• [TEXT SEGMENT]:
>> begin

The principal components of the program include:

 

  • promoting natural regeneration on Crown Lands
  • continued site preparation and tree planting on Crown Lands, and
  • the implementation of stand tending, competitive vegetation management and intensive silviculture in renewed forests and plantations.

These objectives are carried out through three specific programs: the Forest Renewal Program, the Tree Improvement Program, and the Silviculture Surveys Program.

What is Silviculture?

Silviculture is the art, science and practice of controlling the establishment, composition, health, quality, and growth of the vegetation of forest stands. Silviculture involves the manipulation, at the stand and landscape levels, of forest and woodland vegetation, including live vegetation, and the control of production of stand structures, such as snags and down logs, to meet the needs and values of society and landowners on a sustainable basis.

Dunister, Julian A. and K. J. Dunister. 1996. Dictionary of Natural Resource Management.

>> end

• [SUPPLIED INFORMATION]:
>> begin

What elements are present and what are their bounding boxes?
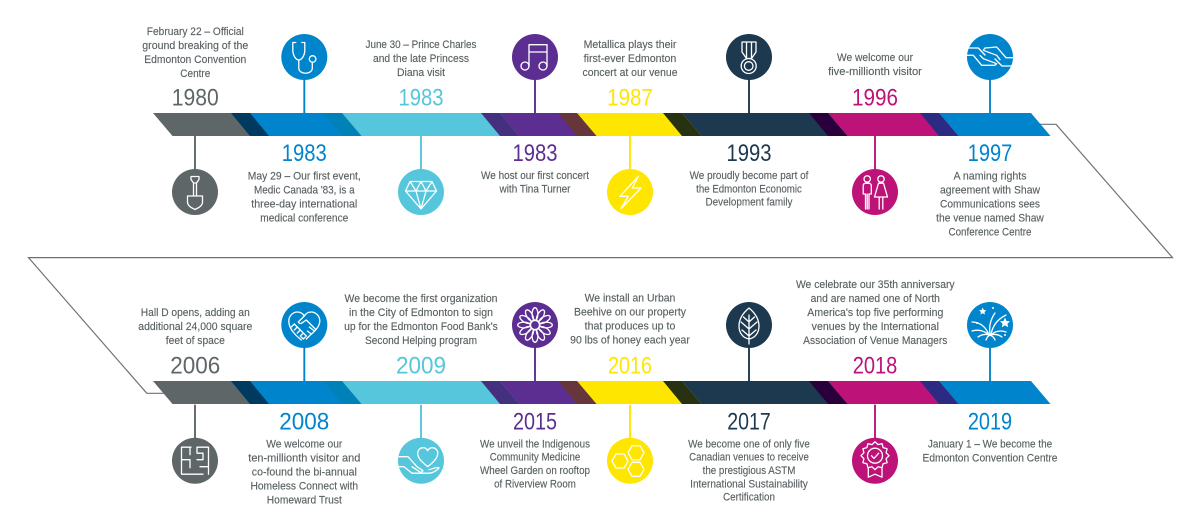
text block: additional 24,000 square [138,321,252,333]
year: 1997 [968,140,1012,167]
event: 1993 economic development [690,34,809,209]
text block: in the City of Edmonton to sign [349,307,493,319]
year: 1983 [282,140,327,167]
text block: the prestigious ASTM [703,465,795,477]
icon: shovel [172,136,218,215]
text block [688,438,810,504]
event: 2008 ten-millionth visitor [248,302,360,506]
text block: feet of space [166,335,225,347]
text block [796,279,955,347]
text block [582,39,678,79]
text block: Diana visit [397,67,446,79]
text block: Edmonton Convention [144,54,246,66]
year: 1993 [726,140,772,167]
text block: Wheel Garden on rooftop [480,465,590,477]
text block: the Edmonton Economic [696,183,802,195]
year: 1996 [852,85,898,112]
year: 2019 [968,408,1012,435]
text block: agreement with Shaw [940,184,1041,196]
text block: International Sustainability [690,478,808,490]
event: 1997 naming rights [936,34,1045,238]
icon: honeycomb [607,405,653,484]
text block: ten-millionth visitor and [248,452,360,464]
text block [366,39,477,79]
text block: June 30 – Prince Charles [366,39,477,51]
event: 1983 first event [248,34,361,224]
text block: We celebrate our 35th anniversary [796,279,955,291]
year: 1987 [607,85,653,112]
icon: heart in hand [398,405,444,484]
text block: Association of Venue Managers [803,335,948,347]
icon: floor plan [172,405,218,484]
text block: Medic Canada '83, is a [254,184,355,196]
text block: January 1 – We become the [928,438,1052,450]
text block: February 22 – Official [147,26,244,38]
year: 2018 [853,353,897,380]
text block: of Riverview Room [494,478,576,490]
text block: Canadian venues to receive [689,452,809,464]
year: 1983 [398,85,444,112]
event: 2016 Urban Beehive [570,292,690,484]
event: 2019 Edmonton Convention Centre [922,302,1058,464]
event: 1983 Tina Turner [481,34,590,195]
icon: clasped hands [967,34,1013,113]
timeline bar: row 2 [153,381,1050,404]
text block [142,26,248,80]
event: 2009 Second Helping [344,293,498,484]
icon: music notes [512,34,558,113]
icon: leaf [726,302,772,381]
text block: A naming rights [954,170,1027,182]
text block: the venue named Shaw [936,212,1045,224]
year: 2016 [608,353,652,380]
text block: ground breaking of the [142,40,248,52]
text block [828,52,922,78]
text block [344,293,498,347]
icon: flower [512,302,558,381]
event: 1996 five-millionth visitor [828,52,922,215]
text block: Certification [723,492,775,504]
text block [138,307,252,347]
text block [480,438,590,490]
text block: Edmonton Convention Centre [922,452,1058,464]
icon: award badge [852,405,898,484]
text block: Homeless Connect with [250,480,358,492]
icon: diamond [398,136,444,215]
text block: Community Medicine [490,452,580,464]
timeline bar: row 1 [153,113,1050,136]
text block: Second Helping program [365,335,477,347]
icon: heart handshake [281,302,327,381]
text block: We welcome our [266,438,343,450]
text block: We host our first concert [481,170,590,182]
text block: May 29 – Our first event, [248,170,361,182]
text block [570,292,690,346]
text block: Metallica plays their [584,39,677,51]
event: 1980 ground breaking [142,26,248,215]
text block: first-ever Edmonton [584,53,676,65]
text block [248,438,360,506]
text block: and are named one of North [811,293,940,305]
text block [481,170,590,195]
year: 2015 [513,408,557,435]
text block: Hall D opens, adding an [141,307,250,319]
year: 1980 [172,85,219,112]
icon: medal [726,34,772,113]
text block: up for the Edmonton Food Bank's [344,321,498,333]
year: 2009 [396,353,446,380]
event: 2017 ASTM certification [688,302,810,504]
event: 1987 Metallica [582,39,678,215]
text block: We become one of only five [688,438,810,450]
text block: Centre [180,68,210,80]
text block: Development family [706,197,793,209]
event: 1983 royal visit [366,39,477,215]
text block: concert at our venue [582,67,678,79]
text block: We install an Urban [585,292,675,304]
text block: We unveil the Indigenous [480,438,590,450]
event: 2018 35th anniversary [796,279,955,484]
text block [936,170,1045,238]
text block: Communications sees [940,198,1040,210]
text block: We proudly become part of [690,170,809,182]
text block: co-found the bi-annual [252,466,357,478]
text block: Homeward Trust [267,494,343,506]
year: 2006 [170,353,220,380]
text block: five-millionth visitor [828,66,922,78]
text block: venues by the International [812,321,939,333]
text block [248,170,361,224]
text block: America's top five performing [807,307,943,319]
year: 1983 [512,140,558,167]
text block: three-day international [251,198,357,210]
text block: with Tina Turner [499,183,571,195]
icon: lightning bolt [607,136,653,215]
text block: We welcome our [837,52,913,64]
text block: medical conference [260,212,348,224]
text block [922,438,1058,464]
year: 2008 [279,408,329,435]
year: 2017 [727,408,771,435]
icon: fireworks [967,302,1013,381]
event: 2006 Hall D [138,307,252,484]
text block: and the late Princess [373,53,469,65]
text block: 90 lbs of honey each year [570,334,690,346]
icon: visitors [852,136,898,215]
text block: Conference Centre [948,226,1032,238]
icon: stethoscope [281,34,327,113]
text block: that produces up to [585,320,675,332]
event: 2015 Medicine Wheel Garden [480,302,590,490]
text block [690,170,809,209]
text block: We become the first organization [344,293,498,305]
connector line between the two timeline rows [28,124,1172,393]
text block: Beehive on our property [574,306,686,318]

>> end

• [TASK REQUIREMENTS]: Please retype the silviculture passage in full, word for word. The records have no connection to the silviculture passage.

• [RESPONSE TO THE TASK]:
The principal components of the program include:

 

  • promoting natural regeneration on Crown Lands
  • continued site preparation and tree planting on Crown Lands, and
  • the implementation of stand tending, competitive vegetation management and intensive silviculture in renewed forests and plantations.

These objectives are carried out through three specific programs: the Forest Renewal Program, the Tree Improvement Program, and the Silviculture Surveys Program.

What is Silviculture?

Silviculture is the art, science and practice of controlling the establishment, composition, health, quality, and growth of the vegetation of forest stands. Silviculture involves the manipulation, at the stand and landscape levels, of forest and woodland vegetation, including live vegetation, and the control of production of stand structures, such as snags and down logs, to meet the needs and values of society and landowners on a sustainable basis.

Dunister, Julian A. and K. J. Dunister. 1996. Dictionary of Natural Resource Management.